Sift the listing for lines that hold the string "NVAP" and pull them out.

┄┄┄┄┄┄┄┄┄┄

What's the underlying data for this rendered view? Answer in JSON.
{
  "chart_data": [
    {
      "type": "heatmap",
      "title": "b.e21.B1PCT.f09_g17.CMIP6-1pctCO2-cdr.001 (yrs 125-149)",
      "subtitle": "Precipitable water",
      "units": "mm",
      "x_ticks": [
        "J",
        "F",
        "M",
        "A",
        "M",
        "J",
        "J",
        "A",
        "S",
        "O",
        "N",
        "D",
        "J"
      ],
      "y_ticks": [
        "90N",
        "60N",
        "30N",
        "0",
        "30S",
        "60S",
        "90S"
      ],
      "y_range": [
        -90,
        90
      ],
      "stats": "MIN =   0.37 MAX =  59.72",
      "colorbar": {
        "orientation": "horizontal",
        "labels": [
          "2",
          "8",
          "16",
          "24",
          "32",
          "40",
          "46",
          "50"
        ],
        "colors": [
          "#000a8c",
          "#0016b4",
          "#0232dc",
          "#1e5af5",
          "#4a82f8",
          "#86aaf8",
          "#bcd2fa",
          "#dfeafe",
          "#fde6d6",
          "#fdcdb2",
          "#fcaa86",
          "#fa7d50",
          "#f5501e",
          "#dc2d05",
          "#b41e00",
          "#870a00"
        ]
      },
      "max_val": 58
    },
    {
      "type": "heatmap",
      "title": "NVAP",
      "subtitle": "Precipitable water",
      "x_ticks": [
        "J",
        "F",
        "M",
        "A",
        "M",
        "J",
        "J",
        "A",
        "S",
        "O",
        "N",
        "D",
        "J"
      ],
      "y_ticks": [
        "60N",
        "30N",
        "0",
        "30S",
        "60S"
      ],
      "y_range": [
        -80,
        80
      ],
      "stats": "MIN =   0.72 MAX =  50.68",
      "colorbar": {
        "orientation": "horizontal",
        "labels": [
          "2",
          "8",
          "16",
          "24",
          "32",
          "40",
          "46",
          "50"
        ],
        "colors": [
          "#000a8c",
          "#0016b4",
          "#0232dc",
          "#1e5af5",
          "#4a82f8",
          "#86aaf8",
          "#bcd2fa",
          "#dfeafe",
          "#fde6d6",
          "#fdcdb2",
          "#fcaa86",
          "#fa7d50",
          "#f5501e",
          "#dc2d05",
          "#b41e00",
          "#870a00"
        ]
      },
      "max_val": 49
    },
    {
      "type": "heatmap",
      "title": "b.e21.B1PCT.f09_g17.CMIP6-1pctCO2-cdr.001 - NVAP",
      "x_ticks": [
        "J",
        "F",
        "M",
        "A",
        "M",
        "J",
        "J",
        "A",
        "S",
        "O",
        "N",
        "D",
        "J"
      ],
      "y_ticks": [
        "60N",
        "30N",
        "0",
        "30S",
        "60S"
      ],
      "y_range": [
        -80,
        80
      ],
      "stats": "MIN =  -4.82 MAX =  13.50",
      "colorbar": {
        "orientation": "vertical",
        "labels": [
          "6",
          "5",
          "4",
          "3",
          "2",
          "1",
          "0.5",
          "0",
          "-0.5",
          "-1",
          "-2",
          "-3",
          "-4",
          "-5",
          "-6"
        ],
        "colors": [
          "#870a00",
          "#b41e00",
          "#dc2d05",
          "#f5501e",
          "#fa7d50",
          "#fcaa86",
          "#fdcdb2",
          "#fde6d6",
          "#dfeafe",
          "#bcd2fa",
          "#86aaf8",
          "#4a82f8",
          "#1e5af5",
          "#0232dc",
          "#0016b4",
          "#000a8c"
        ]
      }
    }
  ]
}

┄┄┄┄┄┄┄┄┄┄

• THE SOLUTION
      "title": "NVAP",
      "title": "b.e21.B1PCT.f09_g17.CMIP6-1pctCO2-cdr.001 - NVAP",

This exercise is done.